« L’enfer, c’est les autres »… Aujourd’hui, le travail est défini, codifié, programmé et comptabilisé…. Pourtant, la dimension vivante des relations interpersonnelles entre collègues de travail nous dépasse encore parfois. De nombreuses demandes d’intervention auprès d’équipes de travail concernent des conflits ou de fortes tensions relationnelles. Les salariés ne s’entendent plus entre eux. Les professionnels ne se parlent plus, n’échangent plus et demandent un arbitrage à l’encadrement. Nous avons ainsi rencontré une équipe de 10 professionnels travaillant pour le service technique d’une collectivité territoriale.

▸ Jeu de données:
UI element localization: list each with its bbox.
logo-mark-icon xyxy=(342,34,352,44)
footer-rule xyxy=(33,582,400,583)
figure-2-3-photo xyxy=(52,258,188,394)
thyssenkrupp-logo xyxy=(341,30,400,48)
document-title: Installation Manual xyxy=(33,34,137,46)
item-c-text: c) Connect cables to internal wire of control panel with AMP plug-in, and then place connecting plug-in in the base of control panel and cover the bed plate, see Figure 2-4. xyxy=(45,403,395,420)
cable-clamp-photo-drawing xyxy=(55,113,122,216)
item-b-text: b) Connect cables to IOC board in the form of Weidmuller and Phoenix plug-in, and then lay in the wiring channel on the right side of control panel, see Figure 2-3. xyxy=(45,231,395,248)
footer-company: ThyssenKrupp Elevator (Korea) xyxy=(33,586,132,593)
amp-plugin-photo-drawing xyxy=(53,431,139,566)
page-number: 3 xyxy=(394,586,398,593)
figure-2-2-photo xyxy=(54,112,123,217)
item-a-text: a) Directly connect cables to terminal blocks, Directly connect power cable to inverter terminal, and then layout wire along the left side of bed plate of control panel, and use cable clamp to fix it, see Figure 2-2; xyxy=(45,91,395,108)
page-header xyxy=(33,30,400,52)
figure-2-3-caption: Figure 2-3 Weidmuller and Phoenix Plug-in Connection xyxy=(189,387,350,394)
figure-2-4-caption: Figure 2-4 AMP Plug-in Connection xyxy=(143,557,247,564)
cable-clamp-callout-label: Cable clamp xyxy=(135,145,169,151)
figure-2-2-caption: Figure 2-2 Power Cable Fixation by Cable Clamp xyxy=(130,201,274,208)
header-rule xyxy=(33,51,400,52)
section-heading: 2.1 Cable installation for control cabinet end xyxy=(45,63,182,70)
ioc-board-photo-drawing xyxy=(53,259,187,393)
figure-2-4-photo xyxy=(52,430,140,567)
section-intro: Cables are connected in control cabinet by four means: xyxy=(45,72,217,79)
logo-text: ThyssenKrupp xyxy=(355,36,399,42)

▸ Objectif de l'exercice: Relevez tous les participes passés qui qualifient le travail d'aujourd'hui dans le texte sur les tensions entre collègues. Le listing provient d'une autre source que le texte.

▸ Corrigé ci-dessous: défini, codifié, programmé, comptabilisé